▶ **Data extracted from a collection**

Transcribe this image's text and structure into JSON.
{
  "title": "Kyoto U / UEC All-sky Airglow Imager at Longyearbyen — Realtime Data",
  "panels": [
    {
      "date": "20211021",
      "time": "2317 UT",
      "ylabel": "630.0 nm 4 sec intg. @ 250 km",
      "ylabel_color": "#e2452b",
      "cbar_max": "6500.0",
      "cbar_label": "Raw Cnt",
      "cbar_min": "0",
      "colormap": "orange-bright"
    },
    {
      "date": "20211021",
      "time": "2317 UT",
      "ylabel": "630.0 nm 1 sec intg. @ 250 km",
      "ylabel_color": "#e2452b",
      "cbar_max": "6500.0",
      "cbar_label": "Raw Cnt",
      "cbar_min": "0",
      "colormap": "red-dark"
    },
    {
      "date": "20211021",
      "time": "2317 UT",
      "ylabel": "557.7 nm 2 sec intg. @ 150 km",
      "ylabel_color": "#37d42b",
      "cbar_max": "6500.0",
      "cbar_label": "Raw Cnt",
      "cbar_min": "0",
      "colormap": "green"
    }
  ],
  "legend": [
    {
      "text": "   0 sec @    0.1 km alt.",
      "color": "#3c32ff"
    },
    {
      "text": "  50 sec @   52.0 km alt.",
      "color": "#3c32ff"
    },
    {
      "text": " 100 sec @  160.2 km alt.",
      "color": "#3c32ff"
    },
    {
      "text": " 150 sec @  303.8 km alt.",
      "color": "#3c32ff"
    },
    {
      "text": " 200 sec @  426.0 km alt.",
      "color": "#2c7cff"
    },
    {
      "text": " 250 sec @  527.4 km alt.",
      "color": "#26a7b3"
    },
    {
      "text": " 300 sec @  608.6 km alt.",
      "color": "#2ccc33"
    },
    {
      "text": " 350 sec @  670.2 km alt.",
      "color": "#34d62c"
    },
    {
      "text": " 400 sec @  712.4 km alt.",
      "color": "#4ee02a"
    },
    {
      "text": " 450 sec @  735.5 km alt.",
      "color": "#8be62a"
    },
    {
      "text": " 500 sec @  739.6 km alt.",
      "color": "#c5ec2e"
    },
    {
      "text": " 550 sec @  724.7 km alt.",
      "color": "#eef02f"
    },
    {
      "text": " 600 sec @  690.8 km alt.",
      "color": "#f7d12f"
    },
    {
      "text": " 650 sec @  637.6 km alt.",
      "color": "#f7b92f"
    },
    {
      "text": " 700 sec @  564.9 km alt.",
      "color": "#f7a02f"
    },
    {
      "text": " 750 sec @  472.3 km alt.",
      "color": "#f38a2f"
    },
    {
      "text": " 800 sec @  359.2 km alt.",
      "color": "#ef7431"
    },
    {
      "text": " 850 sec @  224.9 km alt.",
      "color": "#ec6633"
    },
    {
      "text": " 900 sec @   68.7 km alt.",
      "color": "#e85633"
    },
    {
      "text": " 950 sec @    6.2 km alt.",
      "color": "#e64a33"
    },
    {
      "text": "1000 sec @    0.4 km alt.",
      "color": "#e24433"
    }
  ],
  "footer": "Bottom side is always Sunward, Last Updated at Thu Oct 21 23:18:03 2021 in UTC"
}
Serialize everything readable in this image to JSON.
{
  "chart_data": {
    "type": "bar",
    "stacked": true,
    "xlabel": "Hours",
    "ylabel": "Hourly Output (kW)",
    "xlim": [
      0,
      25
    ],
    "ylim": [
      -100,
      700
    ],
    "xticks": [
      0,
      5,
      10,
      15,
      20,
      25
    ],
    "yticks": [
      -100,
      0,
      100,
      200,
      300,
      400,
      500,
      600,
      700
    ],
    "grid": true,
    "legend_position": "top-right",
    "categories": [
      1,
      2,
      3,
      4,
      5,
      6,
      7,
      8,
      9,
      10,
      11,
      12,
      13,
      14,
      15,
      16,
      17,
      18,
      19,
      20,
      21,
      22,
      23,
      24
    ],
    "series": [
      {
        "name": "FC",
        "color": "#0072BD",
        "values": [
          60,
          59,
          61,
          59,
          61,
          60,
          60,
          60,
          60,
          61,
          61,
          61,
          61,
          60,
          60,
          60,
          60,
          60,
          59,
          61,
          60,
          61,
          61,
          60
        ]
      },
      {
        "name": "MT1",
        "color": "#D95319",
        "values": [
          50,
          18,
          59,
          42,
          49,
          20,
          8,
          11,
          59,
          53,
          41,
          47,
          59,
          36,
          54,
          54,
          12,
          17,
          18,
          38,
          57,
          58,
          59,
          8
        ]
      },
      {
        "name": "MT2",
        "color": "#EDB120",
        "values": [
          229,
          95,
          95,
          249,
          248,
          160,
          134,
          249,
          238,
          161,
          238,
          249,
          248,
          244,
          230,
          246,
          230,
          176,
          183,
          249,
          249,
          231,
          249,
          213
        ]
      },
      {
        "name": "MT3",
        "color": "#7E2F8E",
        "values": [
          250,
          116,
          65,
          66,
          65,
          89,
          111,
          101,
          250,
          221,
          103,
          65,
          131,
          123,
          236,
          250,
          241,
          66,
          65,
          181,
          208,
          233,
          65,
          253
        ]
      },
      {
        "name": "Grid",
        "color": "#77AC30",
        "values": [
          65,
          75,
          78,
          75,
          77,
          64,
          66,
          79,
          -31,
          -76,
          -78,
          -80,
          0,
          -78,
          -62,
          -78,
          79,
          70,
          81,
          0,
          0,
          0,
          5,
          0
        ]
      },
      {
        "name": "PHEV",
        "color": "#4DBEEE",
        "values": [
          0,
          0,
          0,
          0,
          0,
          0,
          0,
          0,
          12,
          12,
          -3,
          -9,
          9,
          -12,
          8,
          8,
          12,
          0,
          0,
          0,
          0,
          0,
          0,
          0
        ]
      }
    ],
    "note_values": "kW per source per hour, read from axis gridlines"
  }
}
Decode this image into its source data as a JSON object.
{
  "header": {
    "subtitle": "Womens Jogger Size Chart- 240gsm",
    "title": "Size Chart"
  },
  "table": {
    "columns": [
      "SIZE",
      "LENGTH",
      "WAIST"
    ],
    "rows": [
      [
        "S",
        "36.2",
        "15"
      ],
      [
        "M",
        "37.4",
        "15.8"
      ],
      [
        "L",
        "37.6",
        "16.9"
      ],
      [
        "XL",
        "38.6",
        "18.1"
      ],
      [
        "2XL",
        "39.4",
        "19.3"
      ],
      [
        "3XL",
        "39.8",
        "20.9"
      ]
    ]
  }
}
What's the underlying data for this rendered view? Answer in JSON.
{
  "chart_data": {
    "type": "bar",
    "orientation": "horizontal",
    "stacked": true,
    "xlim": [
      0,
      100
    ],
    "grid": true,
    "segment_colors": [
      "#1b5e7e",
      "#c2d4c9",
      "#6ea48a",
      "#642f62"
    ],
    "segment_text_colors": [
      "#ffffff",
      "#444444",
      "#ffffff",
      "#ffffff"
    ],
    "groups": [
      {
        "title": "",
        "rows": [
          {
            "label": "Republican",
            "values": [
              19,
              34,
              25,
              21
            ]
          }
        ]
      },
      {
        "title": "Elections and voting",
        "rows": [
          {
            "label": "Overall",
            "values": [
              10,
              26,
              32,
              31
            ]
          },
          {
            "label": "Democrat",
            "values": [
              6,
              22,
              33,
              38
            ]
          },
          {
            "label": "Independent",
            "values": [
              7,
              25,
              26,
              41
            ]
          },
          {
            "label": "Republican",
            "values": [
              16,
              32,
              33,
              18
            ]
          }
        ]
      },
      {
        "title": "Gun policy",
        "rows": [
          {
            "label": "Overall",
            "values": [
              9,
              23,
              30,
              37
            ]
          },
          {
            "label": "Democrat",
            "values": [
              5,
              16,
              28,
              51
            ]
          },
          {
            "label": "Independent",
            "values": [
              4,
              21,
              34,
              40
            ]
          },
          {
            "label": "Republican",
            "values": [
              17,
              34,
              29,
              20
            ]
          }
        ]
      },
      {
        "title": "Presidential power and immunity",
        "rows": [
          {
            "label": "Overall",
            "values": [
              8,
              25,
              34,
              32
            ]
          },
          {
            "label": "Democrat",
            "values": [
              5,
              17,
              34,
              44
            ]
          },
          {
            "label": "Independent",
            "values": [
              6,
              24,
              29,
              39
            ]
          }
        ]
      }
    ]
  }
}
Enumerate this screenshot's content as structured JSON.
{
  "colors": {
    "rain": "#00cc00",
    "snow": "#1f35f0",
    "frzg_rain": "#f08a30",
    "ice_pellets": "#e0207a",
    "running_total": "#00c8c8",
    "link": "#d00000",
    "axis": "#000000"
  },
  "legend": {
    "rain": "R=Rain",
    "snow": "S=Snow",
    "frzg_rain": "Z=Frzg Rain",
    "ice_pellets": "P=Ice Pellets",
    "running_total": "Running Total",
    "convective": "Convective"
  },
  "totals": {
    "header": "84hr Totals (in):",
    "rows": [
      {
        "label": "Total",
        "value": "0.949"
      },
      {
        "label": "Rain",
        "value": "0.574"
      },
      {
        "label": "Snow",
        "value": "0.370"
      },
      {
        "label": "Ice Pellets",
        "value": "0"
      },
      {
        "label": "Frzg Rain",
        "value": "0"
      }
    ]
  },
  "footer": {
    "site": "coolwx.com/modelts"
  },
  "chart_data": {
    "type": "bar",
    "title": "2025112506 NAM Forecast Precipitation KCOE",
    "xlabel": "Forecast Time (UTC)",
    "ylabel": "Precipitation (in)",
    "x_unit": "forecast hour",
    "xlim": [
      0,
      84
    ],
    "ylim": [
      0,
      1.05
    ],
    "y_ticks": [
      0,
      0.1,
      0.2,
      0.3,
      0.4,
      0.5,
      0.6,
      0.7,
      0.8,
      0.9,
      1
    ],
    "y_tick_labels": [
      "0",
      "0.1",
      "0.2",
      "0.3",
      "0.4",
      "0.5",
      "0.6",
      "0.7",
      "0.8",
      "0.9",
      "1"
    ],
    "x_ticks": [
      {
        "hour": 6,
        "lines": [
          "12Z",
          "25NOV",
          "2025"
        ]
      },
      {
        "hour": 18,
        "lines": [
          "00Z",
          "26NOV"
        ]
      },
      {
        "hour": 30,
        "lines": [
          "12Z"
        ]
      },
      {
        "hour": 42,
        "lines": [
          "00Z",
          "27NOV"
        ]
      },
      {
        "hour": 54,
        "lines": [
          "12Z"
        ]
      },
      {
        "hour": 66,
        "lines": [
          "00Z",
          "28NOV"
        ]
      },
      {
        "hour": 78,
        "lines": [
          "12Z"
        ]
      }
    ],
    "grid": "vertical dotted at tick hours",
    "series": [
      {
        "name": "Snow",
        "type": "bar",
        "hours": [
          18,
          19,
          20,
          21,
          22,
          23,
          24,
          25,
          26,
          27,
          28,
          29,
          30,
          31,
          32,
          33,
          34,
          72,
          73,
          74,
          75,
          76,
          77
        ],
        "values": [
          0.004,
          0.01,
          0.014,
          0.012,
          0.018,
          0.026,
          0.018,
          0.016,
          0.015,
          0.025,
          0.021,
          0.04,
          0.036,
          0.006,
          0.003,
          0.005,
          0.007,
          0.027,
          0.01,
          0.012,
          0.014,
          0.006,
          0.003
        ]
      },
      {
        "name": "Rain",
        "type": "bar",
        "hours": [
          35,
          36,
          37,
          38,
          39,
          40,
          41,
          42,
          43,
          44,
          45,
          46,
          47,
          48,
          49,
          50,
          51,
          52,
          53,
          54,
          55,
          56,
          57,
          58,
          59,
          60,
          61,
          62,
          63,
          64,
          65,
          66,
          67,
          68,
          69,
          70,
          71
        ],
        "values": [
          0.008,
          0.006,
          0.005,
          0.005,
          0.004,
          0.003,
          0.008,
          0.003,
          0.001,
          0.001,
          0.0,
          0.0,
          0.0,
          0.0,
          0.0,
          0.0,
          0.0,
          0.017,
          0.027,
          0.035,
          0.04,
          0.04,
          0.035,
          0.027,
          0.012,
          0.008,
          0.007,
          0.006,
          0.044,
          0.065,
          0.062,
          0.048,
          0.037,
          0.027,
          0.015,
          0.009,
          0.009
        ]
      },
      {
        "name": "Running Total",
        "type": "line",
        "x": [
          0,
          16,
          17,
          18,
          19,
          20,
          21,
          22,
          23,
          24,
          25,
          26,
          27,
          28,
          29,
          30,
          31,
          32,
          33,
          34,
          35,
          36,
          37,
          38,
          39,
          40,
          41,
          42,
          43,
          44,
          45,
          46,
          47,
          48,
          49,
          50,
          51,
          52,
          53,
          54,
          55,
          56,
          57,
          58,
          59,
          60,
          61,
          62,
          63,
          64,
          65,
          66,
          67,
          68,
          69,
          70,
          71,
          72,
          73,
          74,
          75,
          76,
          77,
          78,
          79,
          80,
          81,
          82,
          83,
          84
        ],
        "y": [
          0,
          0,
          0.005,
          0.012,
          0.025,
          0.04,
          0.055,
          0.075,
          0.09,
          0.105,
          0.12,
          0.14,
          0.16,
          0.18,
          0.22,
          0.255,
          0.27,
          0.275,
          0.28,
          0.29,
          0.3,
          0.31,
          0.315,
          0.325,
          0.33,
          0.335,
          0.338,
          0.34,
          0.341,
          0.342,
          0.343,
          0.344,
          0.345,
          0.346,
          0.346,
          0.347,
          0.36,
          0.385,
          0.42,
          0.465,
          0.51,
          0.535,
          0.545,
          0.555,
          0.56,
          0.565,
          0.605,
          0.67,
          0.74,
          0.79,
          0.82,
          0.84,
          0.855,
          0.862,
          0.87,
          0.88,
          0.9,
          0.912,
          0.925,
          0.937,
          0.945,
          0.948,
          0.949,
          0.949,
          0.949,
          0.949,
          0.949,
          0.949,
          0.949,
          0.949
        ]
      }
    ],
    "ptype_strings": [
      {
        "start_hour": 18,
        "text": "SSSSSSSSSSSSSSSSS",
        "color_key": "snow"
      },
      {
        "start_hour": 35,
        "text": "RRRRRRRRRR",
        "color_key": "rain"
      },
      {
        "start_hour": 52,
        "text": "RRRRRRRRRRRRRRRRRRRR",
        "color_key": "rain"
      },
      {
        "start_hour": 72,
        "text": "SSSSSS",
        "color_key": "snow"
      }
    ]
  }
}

▶ **WORK REQUIRED**
Show every line in the records above that contains the word "name".

▶ **EXERCISE SOLUTION**
        "name": "FC",
        "name": "MT1",
        "name": "MT2",
        "name": "MT3",
        "name": "Grid",
        "name": "PHEV",
        "name": "Snow",
        "name": "Rain",
        "name": "Running Total",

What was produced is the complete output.